# Given task
Single out the lines of the material that contain "this" and copy them.

# Given data
———

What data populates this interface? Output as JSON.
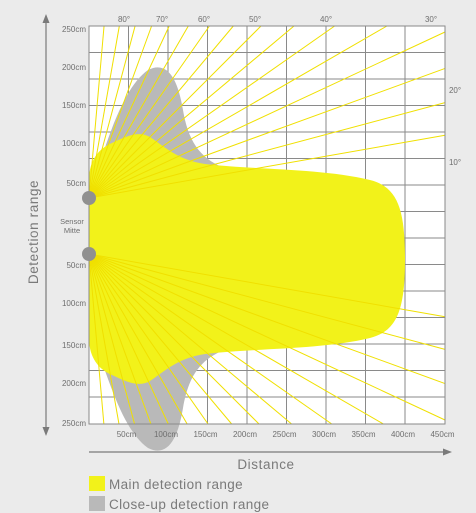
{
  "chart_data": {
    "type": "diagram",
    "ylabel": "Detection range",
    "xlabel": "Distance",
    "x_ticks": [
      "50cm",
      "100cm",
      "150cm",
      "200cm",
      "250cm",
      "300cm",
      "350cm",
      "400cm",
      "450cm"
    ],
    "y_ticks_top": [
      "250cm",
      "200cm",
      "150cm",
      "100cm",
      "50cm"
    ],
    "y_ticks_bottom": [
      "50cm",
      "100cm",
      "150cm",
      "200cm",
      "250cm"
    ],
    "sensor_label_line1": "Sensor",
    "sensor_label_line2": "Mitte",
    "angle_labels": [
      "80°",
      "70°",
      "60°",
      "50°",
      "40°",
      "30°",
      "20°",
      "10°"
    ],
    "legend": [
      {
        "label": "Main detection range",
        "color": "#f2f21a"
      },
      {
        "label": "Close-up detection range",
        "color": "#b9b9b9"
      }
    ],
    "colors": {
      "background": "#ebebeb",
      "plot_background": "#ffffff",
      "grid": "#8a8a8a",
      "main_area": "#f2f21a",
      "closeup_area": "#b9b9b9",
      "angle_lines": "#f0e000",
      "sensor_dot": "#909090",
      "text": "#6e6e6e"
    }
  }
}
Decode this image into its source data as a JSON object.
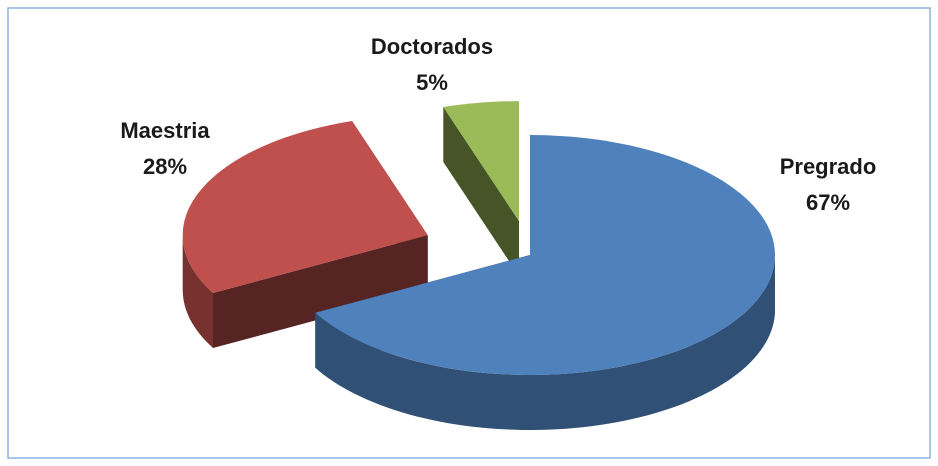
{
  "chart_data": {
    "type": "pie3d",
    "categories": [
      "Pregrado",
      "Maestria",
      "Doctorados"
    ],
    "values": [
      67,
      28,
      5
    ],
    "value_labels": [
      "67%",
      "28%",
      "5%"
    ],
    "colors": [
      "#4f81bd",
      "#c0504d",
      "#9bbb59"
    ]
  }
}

———

# Output of the exercise
What data populates this interface? Output as JSON.
Decode this image into its source data as a JSON object.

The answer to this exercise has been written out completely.